— START OF MATERIAL TO PROCESS —

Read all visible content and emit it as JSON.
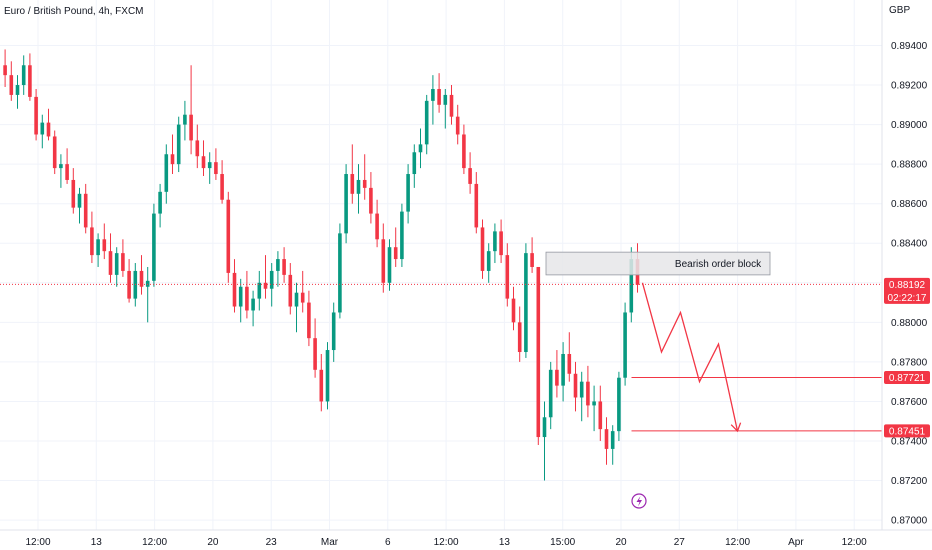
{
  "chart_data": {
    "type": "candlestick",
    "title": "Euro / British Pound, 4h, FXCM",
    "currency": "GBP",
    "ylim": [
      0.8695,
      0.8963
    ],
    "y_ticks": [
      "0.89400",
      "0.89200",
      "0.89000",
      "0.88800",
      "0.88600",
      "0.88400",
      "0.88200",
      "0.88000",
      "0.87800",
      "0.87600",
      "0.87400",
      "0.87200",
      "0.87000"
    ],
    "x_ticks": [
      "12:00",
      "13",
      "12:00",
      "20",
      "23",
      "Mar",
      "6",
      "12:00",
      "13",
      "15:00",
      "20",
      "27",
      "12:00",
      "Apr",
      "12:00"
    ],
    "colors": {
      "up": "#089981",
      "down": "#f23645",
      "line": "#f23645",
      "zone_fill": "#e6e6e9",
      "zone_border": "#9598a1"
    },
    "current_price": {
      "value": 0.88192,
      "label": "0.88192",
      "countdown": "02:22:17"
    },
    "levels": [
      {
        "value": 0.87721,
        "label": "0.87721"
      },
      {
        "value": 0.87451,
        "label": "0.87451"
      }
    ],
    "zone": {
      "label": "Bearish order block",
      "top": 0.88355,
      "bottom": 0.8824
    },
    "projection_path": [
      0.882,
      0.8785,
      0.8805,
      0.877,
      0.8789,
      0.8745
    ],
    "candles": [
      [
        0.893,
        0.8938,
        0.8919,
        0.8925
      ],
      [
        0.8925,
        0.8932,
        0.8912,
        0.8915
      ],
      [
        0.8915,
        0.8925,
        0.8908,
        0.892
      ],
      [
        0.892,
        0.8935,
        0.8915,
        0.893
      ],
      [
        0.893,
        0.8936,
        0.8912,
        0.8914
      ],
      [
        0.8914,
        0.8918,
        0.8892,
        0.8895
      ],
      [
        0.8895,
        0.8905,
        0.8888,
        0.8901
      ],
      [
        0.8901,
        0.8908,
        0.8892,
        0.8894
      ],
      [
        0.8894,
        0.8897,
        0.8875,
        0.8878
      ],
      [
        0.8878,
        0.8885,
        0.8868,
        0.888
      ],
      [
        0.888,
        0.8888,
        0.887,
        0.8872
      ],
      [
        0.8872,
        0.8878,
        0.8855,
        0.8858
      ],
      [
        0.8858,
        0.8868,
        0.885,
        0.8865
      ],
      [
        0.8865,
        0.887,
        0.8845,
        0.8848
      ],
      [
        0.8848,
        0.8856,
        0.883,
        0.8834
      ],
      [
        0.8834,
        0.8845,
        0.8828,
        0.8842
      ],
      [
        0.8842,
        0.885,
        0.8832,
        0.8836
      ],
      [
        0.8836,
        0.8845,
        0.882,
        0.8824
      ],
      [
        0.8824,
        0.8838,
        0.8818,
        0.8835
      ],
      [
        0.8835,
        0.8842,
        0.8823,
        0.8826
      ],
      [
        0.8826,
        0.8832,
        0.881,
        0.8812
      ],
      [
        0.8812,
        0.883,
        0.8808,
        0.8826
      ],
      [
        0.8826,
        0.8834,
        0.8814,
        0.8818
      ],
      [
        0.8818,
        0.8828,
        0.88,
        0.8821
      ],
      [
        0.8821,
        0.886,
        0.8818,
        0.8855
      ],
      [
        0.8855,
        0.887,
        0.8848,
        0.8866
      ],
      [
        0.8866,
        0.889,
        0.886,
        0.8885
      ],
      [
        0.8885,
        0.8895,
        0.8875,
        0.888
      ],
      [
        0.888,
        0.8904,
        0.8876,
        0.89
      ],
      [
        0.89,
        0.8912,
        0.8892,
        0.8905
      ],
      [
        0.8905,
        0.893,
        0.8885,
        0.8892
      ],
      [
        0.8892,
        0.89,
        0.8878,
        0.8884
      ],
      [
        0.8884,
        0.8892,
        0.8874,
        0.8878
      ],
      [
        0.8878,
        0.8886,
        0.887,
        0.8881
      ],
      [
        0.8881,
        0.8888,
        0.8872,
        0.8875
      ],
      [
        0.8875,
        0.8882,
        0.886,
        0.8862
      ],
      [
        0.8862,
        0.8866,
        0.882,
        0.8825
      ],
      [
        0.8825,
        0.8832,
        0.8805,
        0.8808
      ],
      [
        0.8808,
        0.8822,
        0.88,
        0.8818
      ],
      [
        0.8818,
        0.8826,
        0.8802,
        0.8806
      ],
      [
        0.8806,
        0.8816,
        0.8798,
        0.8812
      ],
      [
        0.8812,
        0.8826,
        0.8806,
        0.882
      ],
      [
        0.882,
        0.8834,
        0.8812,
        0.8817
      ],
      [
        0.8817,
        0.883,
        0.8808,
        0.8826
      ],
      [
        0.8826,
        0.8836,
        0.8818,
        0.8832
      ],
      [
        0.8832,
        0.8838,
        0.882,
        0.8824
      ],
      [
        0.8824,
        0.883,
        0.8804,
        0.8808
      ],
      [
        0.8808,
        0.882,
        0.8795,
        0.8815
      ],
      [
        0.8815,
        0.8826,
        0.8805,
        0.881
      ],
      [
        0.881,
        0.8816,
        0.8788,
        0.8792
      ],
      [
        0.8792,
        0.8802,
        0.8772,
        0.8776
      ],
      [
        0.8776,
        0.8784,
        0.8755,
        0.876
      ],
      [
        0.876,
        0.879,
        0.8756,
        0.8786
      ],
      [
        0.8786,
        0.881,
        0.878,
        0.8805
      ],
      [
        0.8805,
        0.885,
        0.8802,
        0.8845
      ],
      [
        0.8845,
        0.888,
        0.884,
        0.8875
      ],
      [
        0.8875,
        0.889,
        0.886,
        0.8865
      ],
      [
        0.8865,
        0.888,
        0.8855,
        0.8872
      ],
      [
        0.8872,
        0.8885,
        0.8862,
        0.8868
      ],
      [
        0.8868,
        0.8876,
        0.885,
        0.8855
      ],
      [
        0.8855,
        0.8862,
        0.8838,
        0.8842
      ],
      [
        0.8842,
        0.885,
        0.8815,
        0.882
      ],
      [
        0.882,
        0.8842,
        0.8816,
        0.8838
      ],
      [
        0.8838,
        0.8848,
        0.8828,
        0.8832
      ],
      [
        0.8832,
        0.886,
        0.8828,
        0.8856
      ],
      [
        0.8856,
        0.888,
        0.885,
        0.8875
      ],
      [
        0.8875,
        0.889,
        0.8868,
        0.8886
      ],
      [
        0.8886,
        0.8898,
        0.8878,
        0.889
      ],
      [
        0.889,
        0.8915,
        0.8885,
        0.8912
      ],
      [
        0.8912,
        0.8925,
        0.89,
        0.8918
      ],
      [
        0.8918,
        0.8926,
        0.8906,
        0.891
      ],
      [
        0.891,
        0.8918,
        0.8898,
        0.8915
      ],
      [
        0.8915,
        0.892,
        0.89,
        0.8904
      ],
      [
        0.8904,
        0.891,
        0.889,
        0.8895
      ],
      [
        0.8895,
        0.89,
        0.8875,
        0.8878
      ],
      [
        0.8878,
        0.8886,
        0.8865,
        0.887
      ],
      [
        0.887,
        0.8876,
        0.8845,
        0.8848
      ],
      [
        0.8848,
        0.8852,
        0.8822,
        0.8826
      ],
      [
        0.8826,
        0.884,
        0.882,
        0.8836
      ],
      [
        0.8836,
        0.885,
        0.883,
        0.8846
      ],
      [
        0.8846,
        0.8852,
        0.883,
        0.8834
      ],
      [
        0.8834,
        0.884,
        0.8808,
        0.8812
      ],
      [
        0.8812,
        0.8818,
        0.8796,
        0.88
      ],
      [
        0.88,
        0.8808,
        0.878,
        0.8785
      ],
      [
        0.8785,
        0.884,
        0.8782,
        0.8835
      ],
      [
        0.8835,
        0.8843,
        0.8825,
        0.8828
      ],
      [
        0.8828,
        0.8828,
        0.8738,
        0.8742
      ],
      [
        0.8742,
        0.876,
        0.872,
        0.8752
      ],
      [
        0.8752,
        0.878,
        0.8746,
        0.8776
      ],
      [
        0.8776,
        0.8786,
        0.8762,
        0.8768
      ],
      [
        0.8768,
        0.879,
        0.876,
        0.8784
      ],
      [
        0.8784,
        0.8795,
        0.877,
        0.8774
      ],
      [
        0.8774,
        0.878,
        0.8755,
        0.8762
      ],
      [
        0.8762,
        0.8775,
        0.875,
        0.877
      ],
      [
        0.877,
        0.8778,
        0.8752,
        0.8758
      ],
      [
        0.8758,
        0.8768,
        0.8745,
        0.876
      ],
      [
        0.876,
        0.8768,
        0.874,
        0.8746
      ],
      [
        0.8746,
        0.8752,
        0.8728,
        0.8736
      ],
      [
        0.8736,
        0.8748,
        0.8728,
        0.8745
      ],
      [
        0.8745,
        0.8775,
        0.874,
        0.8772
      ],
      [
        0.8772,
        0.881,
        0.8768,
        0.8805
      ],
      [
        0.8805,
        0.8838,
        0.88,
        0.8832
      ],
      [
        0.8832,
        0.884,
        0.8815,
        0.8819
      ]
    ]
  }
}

— END OF MATERIAL TO PROCESS —

▶ _EXERCISE PROMPT_: Check each line of these records for the string "label" and state only how many lines have it.

▶ _FINAL RESULT_: 4